== EXERCISE GOAL ==
Write out the data again in full, exactly as it reads.

== DATA RECORDS ==
- - -
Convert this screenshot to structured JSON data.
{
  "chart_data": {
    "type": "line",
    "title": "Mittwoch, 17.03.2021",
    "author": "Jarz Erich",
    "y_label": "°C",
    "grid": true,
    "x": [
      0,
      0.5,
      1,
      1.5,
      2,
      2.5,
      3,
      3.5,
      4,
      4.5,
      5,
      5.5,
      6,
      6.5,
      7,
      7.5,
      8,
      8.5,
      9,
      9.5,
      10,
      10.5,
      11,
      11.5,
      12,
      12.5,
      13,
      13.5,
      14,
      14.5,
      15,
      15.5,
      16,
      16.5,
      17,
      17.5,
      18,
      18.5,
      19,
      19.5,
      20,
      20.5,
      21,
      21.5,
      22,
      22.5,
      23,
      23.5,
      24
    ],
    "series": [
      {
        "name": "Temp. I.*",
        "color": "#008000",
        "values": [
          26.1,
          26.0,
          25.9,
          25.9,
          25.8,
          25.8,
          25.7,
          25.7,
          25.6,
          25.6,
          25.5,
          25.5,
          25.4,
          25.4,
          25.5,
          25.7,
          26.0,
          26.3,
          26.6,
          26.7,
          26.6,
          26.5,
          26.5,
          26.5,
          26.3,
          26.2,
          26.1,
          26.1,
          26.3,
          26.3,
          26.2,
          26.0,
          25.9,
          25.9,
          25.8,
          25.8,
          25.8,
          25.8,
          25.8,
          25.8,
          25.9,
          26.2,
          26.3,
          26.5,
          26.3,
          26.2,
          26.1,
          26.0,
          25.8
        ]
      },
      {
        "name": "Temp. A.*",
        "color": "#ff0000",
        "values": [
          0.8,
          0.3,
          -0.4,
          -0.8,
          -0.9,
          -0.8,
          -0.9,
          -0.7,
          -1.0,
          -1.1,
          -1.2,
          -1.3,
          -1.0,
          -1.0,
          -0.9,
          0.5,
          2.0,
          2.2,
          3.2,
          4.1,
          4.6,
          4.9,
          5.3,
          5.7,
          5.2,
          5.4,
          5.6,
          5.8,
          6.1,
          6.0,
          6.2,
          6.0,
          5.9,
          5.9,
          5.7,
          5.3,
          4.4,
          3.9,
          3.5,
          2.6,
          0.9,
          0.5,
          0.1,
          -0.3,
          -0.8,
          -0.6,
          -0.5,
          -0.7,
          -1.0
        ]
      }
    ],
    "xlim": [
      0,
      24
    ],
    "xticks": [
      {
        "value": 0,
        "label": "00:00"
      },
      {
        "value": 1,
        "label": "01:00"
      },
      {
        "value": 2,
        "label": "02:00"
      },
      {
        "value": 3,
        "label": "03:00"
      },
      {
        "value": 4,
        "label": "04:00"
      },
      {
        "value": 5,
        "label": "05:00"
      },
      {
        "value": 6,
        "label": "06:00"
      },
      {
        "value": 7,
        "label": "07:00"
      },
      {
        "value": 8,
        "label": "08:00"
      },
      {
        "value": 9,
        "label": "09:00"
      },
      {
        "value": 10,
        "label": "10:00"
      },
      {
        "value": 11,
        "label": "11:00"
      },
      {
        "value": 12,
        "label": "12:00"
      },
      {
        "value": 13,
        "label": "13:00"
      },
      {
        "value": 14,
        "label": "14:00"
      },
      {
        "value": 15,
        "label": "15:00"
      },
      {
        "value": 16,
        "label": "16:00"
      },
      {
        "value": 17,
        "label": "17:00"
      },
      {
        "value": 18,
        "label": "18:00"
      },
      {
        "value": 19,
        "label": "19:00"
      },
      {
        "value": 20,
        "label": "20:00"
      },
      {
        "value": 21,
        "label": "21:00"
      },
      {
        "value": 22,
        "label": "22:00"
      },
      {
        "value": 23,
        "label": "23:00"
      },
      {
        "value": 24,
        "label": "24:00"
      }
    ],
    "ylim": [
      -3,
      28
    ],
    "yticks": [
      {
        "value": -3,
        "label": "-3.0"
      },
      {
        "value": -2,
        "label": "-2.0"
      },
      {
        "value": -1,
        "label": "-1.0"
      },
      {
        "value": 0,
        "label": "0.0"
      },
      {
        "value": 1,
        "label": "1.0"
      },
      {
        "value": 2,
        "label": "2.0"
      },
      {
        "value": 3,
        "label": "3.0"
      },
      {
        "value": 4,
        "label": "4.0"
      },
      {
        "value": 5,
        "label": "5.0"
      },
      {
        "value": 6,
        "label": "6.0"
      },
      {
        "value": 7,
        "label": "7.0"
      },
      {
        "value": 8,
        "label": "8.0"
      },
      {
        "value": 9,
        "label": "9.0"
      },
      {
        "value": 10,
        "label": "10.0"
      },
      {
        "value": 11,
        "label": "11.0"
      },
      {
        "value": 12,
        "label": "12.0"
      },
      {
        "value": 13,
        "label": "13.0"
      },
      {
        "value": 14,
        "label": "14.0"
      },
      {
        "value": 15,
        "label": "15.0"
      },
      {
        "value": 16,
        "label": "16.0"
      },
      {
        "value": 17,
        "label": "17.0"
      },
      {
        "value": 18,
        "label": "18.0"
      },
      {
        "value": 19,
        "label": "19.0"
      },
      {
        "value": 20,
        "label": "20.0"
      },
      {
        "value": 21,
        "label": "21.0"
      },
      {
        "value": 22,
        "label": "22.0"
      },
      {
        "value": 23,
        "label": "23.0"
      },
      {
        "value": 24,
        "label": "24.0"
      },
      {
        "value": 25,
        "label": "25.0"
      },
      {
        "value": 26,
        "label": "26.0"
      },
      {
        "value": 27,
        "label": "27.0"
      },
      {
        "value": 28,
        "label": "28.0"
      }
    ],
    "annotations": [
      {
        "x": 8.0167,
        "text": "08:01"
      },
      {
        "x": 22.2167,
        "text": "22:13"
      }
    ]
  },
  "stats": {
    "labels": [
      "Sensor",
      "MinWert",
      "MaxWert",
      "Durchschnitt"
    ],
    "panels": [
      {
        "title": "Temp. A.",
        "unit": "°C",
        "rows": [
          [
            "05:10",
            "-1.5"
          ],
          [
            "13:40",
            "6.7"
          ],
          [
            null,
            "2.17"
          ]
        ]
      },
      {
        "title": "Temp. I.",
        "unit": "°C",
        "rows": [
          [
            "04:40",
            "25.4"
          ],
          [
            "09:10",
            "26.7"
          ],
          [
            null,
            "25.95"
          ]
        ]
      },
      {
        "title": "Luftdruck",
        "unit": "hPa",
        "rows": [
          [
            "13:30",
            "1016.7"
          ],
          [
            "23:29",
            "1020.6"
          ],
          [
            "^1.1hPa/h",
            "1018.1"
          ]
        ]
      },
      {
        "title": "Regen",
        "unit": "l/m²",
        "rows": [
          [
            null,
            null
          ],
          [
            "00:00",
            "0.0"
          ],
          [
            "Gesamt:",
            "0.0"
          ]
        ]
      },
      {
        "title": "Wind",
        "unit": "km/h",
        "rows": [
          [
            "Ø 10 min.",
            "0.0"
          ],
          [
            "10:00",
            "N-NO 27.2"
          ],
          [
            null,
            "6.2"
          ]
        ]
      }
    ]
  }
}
- - -
== EXERCISE RESULT ==
Convert this screenshot to structured JSON data.
{
  "chart_data": {
    "type": "line",
    "title": "Mittwoch, 17.03.2021",
    "author": "Jarz Erich",
    "y_label": "°C",
    "grid": true,
    "x": [
      0,
      0.5,
      1,
      1.5,
      2,
      2.5,
      3,
      3.5,
      4,
      4.5,
      5,
      5.5,
      6,
      6.5,
      7,
      7.5,
      8,
      8.5,
      9,
      9.5,
      10,
      10.5,
      11,
      11.5,
      12,
      12.5,
      13,
      13.5,
      14,
      14.5,
      15,
      15.5,
      16,
      16.5,
      17,
      17.5,
      18,
      18.5,
      19,
      19.5,
      20,
      20.5,
      21,
      21.5,
      22,
      22.5,
      23,
      23.5,
      24
    ],
    "series": [
      {
        "name": "Temp. I.*",
        "color": "#008000",
        "values": [
          26.1,
          26.0,
          25.9,
          25.9,
          25.8,
          25.8,
          25.7,
          25.7,
          25.6,
          25.6,
          25.5,
          25.5,
          25.4,
          25.4,
          25.5,
          25.7,
          26.0,
          26.3,
          26.6,
          26.7,
          26.6,
          26.5,
          26.5,
          26.5,
          26.3,
          26.2,
          26.1,
          26.1,
          26.3,
          26.3,
          26.2,
          26.0,
          25.9,
          25.9,
          25.8,
          25.8,
          25.8,
          25.8,
          25.8,
          25.8,
          25.9,
          26.2,
          26.3,
          26.5,
          26.3,
          26.2,
          26.1,
          26.0,
          25.8
        ]
      },
      {
        "name": "Temp. A.*",
        "color": "#ff0000",
        "values": [
          0.8,
          0.3,
          -0.4,
          -0.8,
          -0.9,
          -0.8,
          -0.9,
          -0.7,
          -1.0,
          -1.1,
          -1.2,
          -1.3,
          -1.0,
          -1.0,
          -0.9,
          0.5,
          2.0,
          2.2,
          3.2,
          4.1,
          4.6,
          4.9,
          5.3,
          5.7,
          5.2,
          5.4,
          5.6,
          5.8,
          6.1,
          6.0,
          6.2,
          6.0,
          5.9,
          5.9,
          5.7,
          5.3,
          4.4,
          3.9,
          3.5,
          2.6,
          0.9,
          0.5,
          0.1,
          -0.3,
          -0.8,
          -0.6,
          -0.5,
          -0.7,
          -1.0
        ]
      }
    ],
    "xlim": [
      0,
      24
    ],
    "xticks": [
      {
        "value": 0,
        "label": "00:00"
      },
      {
        "value": 1,
        "label": "01:00"
      },
      {
        "value": 2,
        "label": "02:00"
      },
      {
        "value": 3,
        "label": "03:00"
      },
      {
        "value": 4,
        "label": "04:00"
      },
      {
        "value": 5,
        "label": "05:00"
      },
      {
        "value": 6,
        "label": "06:00"
      },
      {
        "value": 7,
        "label": "07:00"
      },
      {
        "value": 8,
        "label": "08:00"
      },
      {
        "value": 9,
        "label": "09:00"
      },
      {
        "value": 10,
        "label": "10:00"
      },
      {
        "value": 11,
        "label": "11:00"
      },
      {
        "value": 12,
        "label": "12:00"
      },
      {
        "value": 13,
        "label": "13:00"
      },
      {
        "value": 14,
        "label": "14:00"
      },
      {
        "value": 15,
        "label": "15:00"
      },
      {
        "value": 16,
        "label": "16:00"
      },
      {
        "value": 17,
        "label": "17:00"
      },
      {
        "value": 18,
        "label": "18:00"
      },
      {
        "value": 19,
        "label": "19:00"
      },
      {
        "value": 20,
        "label": "20:00"
      },
      {
        "value": 21,
        "label": "21:00"
      },
      {
        "value": 22,
        "label": "22:00"
      },
      {
        "value": 23,
        "label": "23:00"
      },
      {
        "value": 24,
        "label": "24:00"
      }
    ],
    "ylim": [
      -3,
      28
    ],
    "yticks": [
      {
        "value": -3,
        "label": "-3.0"
      },
      {
        "value": -2,
        "label": "-2.0"
      },
      {
        "value": -1,
        "label": "-1.0"
      },
      {
        "value": 0,
        "label": "0.0"
      },
      {
        "value": 1,
        "label": "1.0"
      },
      {
        "value": 2,
        "label": "2.0"
      },
      {
        "value": 3,
        "label": "3.0"
      },
      {
        "value": 4,
        "label": "4.0"
      },
      {
        "value": 5,
        "label": "5.0"
      },
      {
        "value": 6,
        "label": "6.0"
      },
      {
        "value": 7,
        "label": "7.0"
      },
      {
        "value": 8,
        "label": "8.0"
      },
      {
        "value": 9,
        "label": "9.0"
      },
      {
        "value": 10,
        "label": "10.0"
      },
      {
        "value": 11,
        "label": "11.0"
      },
      {
        "value": 12,
        "label": "12.0"
      },
      {
        "value": 13,
        "label": "13.0"
      },
      {
        "value": 14,
        "label": "14.0"
      },
      {
        "value": 15,
        "label": "15.0"
      },
      {
        "value": 16,
        "label": "16.0"
      },
      {
        "value": 17,
        "label": "17.0"
      },
      {
        "value": 18,
        "label": "18.0"
      },
      {
        "value": 19,
        "label": "19.0"
      },
      {
        "value": 20,
        "label": "20.0"
      },
      {
        "value": 21,
        "label": "21.0"
      },
      {
        "value": 22,
        "label": "22.0"
      },
      {
        "value": 23,
        "label": "23.0"
      },
      {
        "value": 24,
        "label": "24.0"
      },
      {
        "value": 25,
        "label": "25.0"
      },
      {
        "value": 26,
        "label": "26.0"
      },
      {
        "value": 27,
        "label": "27.0"
      },
      {
        "value": 28,
        "label": "28.0"
      }
    ],
    "annotations": [
      {
        "x": 8.0167,
        "text": "08:01"
      },
      {
        "x": 22.2167,
        "text": "22:13"
      }
    ]
  },
  "stats": {
    "labels": [
      "Sensor",
      "MinWert",
      "MaxWert",
      "Durchschnitt"
    ],
    "panels": [
      {
        "title": "Temp. A.",
        "unit": "°C",
        "rows": [
          [
            "05:10",
            "-1.5"
          ],
          [
            "13:40",
            "6.7"
          ],
          [
            null,
            "2.17"
          ]
        ]
      },
      {
        "title": "Temp. I.",
        "unit": "°C",
        "rows": [
          [
            "04:40",
            "25.4"
          ],
          [
            "09:10",
            "26.7"
          ],
          [
            null,
            "25.95"
          ]
        ]
      },
      {
        "title": "Luftdruck",
        "unit": "hPa",
        "rows": [
          [
            "13:30",
            "1016.7"
          ],
          [
            "23:29",
            "1020.6"
          ],
          [
            "^1.1hPa/h",
            "1018.1"
          ]
        ]
      },
      {
        "title": "Regen",
        "unit": "l/m²",
        "rows": [
          [
            null,
            null
          ],
          [
            "00:00",
            "0.0"
          ],
          [
            "Gesamt:",
            "0.0"
          ]
        ]
      },
      {
        "title": "Wind",
        "unit": "km/h",
        "rows": [
          [
            "Ø 10 min.",
            "0.0"
          ],
          [
            "10:00",
            "N-NO 27.2"
          ],
          [
            null,
            "6.2"
          ]
        ]
      }
    ]
  }
}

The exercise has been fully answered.